- THE TASK -
From the listing that follows, output everything exactly except the pictures.

== EXTRACTED DATA ==

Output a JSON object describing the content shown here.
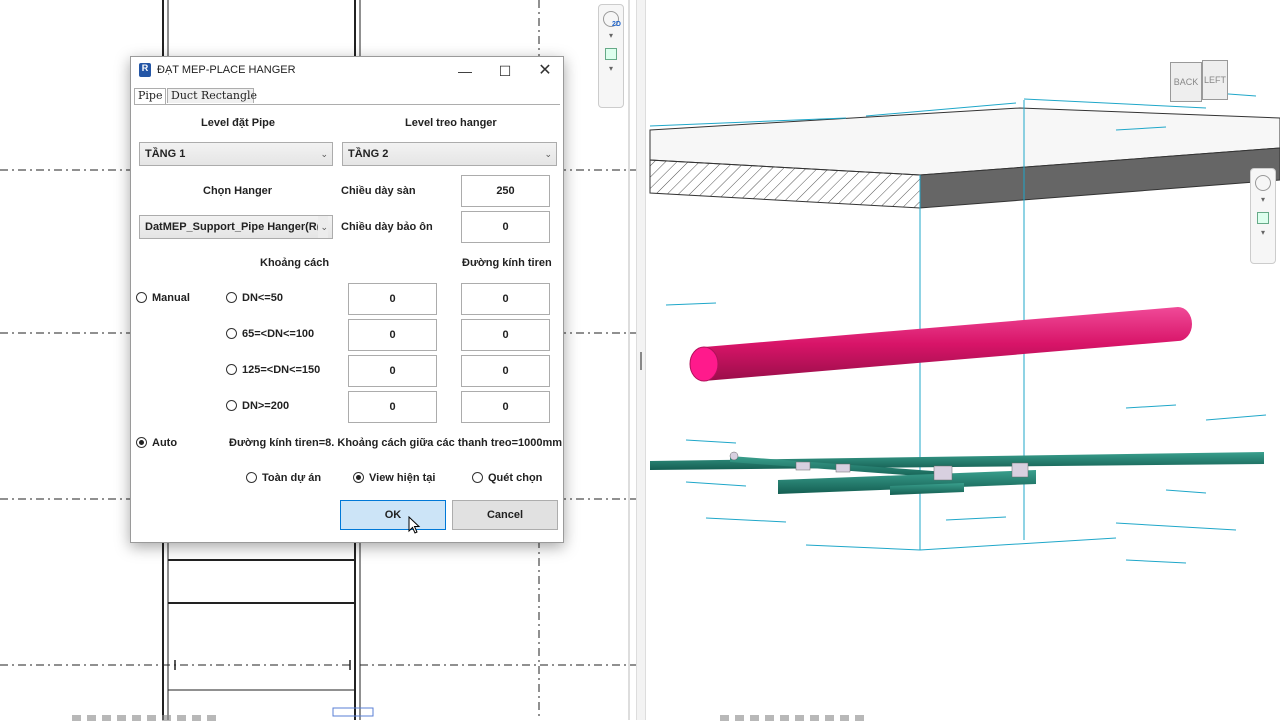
{
  "dialog": {
    "title": "ĐẠT MEP-PLACE HANGER",
    "app_icon_letter": "R",
    "tabs": [
      {
        "label": "Pipe",
        "active": true
      },
      {
        "label": "Duct Rectangle",
        "active": false
      }
    ],
    "level_pipe": {
      "label": "Level đặt Pipe",
      "value": "TẦNG 1"
    },
    "level_hanger": {
      "label": "Level treo hanger",
      "value": "TẦNG 2"
    },
    "hanger": {
      "label": "Chọn Hanger",
      "value": "DatMEP_Support_Pipe Hanger(R("
    },
    "slab_thickness": {
      "label": "Chiều dày sàn",
      "value": "250"
    },
    "insulation_thickness": {
      "label": "Chiều dày bảo ôn",
      "value": "0"
    },
    "spacing_header": "Khoảng cách",
    "rod_diameter_header": "Đường kính tiren",
    "mode_manual": {
      "label": "Manual",
      "checked": false
    },
    "mode_auto": {
      "label": "Auto",
      "checked": true
    },
    "rows": [
      {
        "label": "DN<=50",
        "spacing": "0",
        "rod": "0"
      },
      {
        "label": "65=<DN<=100",
        "spacing": "0",
        "rod": "0"
      },
      {
        "label": "125=<DN<=150",
        "spacing": "0",
        "rod": "0"
      },
      {
        "label": "DN>=200",
        "spacing": "0",
        "rod": "0"
      }
    ],
    "auto_note": "Đường kính tiren=8. Khoảng cách giữa các thanh treo=1000mm",
    "scope": [
      {
        "label": "Toàn dự án",
        "checked": false
      },
      {
        "label": "View hiện tại",
        "checked": true
      },
      {
        "label": "Quét chọn",
        "checked": false
      }
    ],
    "ok_label": "OK",
    "cancel_label": "Cancel"
  },
  "viewport": {
    "navbar_2d_label": "2D",
    "viewcube_faces": [
      "BACK",
      "LEFT"
    ]
  },
  "colors": {
    "pipe_magenta": "#e0176f",
    "pipe_teal": "#1a7a6a",
    "grid_cyan": "#1fa7c9",
    "ok_button": "#cce4f7"
  }
}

===

- PROBLEM SOLUTION -
Output a JSON object describing the content shown here.
{
  "dialog": {
    "title": "ĐẠT MEP-PLACE HANGER",
    "app_icon_letter": "R",
    "tabs": [
      {
        "label": "Pipe",
        "active": true
      },
      {
        "label": "Duct Rectangle",
        "active": false
      }
    ],
    "level_pipe": {
      "label": "Level đặt Pipe",
      "value": "TẦNG 1"
    },
    "level_hanger": {
      "label": "Level treo hanger",
      "value": "TẦNG 2"
    },
    "hanger": {
      "label": "Chọn Hanger",
      "value": "DatMEP_Support_Pipe Hanger(R("
    },
    "slab_thickness": {
      "label": "Chiều dày sàn",
      "value": "250"
    },
    "insulation_thickness": {
      "label": "Chiều dày bảo ôn",
      "value": "0"
    },
    "spacing_header": "Khoảng cách",
    "rod_diameter_header": "Đường kính tiren",
    "mode_manual": {
      "label": "Manual",
      "checked": false
    },
    "mode_auto": {
      "label": "Auto",
      "checked": true
    },
    "rows": [
      {
        "label": "DN<=50",
        "spacing": "0",
        "rod": "0"
      },
      {
        "label": "65=<DN<=100",
        "spacing": "0",
        "rod": "0"
      },
      {
        "label": "125=<DN<=150",
        "spacing": "0",
        "rod": "0"
      },
      {
        "label": "DN>=200",
        "spacing": "0",
        "rod": "0"
      }
    ],
    "auto_note": "Đường kính tiren=8. Khoảng cách giữa các thanh treo=1000mm",
    "scope": [
      {
        "label": "Toàn dự án",
        "checked": false
      },
      {
        "label": "View hiện tại",
        "checked": true
      },
      {
        "label": "Quét chọn",
        "checked": false
      }
    ],
    "ok_label": "OK",
    "cancel_label": "Cancel"
  },
  "viewport": {
    "navbar_2d_label": "2D",
    "viewcube_faces": [
      "BACK",
      "LEFT"
    ]
  },
  "colors": {
    "pipe_magenta": "#e0176f",
    "pipe_teal": "#1a7a6a",
    "grid_cyan": "#1fa7c9",
    "ok_button": "#cce4f7"
  }
}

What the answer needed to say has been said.